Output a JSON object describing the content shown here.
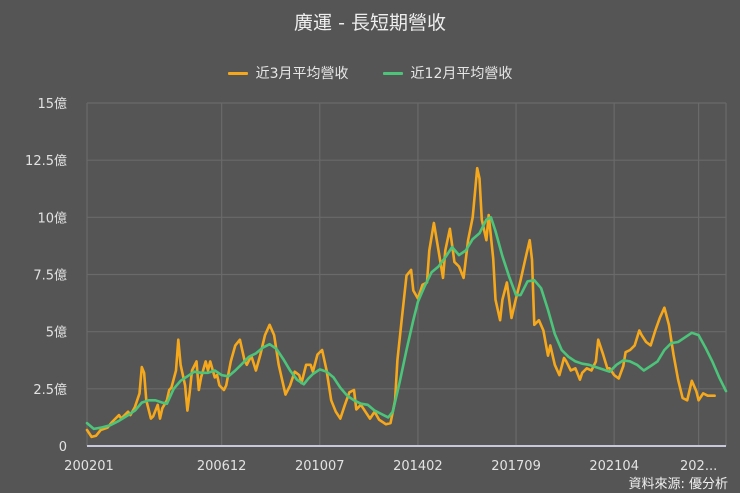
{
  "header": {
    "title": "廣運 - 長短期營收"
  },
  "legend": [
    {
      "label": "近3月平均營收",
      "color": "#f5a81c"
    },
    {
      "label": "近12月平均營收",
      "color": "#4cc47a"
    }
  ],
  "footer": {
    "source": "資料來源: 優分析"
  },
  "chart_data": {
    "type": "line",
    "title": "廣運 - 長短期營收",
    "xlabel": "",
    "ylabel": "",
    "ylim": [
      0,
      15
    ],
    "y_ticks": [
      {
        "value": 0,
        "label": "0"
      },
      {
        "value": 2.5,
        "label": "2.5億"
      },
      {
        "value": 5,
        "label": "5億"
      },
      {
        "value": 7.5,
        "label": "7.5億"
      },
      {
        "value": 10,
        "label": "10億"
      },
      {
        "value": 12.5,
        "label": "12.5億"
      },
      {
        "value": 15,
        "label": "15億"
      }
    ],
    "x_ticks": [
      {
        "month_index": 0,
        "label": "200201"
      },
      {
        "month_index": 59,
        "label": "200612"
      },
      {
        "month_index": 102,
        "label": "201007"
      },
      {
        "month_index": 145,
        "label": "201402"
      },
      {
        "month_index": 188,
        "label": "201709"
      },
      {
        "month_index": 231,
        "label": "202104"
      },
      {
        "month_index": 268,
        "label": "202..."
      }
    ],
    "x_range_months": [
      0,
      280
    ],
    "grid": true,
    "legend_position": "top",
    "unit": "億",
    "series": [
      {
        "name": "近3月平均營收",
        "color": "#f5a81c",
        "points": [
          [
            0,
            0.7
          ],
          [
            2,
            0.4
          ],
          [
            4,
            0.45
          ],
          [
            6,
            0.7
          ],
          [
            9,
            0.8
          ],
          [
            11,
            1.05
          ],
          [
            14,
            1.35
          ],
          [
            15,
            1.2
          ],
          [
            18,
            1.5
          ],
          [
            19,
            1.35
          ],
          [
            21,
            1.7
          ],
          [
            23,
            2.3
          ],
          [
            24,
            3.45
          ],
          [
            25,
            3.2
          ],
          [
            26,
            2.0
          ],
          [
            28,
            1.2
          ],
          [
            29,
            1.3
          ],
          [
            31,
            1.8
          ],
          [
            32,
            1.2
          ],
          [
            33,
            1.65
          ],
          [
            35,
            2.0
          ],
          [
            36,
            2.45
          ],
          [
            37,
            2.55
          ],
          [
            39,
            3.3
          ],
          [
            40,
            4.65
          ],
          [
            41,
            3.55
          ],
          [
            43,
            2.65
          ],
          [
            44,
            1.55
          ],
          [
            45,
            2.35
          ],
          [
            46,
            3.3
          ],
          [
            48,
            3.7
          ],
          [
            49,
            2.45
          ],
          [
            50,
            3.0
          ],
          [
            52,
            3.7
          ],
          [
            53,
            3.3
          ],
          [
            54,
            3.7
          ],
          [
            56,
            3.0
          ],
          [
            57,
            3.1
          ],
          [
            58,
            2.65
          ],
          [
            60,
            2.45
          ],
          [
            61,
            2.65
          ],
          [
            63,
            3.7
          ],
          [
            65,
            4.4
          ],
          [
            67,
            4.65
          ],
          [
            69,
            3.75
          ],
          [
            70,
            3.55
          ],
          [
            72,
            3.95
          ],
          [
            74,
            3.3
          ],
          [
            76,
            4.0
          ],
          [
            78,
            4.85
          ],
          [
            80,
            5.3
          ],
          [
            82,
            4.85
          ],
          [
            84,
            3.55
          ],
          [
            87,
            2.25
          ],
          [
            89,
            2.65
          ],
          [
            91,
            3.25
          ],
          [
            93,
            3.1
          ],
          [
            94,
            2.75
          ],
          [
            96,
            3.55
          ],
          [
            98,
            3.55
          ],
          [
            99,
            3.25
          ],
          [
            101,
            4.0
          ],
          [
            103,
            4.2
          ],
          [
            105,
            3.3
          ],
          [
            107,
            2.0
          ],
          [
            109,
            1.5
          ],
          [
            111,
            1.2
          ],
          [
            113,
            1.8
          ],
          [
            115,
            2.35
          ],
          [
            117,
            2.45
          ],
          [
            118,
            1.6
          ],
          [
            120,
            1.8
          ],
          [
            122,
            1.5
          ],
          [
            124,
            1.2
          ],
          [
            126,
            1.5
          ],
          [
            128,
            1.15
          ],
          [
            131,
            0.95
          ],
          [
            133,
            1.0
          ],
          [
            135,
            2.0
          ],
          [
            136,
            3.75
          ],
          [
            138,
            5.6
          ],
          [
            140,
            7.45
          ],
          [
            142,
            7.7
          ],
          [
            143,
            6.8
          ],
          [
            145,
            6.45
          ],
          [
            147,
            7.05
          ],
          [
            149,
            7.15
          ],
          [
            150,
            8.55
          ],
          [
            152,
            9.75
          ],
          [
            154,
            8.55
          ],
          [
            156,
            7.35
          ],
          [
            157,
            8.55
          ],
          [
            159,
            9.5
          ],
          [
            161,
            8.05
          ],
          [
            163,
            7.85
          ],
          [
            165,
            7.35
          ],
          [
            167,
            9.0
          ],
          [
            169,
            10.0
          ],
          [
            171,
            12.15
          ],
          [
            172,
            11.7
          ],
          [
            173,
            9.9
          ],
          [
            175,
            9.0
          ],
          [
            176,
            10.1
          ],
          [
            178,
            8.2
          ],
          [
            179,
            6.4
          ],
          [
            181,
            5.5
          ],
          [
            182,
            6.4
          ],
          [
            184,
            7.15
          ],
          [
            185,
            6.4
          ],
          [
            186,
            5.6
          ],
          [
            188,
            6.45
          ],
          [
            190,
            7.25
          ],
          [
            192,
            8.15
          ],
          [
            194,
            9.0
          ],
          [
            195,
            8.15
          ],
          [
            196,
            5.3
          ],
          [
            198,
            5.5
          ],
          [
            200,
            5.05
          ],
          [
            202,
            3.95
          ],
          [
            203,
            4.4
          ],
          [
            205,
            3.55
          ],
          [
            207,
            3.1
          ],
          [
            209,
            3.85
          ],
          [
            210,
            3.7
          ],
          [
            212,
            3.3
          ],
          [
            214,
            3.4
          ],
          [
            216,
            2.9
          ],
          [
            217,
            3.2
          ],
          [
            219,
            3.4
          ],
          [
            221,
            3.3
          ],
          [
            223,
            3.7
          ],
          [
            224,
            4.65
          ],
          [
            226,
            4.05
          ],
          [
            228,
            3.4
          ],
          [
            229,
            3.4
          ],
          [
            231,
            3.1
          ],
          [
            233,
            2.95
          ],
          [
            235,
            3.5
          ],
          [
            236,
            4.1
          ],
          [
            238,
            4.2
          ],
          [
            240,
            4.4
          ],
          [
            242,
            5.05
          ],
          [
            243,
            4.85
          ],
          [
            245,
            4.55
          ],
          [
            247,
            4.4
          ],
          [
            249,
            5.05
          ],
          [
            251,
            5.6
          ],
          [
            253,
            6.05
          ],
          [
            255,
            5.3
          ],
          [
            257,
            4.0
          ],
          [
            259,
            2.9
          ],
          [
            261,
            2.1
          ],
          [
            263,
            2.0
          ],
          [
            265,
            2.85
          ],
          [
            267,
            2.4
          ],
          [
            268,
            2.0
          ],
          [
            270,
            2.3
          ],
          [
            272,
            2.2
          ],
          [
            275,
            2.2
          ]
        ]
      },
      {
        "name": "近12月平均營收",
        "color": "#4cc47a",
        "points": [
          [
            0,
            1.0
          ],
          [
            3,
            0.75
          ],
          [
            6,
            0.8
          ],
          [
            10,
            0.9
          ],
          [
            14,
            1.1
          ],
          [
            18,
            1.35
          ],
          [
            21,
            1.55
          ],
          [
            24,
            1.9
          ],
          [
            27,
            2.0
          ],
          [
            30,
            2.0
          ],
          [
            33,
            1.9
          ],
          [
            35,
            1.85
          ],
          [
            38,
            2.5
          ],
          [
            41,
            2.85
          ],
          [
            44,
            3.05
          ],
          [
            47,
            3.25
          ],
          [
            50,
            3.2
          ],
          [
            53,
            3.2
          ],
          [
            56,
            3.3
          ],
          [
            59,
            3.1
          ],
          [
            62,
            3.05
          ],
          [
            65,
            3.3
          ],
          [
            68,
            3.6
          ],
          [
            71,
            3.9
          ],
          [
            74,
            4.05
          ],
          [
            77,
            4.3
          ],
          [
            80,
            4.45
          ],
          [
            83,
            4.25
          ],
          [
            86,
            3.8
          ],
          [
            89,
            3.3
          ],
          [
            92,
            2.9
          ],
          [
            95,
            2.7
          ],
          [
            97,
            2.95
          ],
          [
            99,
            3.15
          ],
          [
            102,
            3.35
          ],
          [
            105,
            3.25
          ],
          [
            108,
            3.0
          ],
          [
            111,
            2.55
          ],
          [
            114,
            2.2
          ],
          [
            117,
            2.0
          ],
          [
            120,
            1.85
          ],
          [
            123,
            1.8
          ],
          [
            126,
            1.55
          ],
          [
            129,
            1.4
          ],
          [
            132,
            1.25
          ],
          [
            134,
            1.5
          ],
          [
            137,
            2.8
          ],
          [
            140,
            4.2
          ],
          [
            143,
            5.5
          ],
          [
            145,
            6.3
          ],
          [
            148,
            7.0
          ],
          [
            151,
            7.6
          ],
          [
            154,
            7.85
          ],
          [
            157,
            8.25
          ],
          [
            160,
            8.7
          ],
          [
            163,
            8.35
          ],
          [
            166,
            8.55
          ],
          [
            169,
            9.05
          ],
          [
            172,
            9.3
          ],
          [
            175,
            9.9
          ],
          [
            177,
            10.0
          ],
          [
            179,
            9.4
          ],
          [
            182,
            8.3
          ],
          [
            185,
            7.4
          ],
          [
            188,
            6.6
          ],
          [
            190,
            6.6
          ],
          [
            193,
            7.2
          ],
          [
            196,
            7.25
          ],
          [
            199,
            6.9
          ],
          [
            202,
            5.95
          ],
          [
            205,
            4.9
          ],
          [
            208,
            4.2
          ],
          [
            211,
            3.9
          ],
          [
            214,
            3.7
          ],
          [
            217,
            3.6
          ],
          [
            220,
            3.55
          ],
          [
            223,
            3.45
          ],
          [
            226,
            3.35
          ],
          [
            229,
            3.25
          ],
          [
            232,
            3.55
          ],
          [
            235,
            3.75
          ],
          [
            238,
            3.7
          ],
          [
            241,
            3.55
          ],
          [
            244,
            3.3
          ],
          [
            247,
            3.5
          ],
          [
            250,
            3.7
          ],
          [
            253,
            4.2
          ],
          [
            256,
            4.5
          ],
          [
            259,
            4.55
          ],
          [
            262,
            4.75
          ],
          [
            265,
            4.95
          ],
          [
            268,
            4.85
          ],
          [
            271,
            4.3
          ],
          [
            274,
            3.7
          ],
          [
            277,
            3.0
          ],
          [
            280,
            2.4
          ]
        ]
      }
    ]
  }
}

§ **STATED PROBLEM**:
Say how many lines above hold the word "value", giving only the count.

§ **REPLY**:
7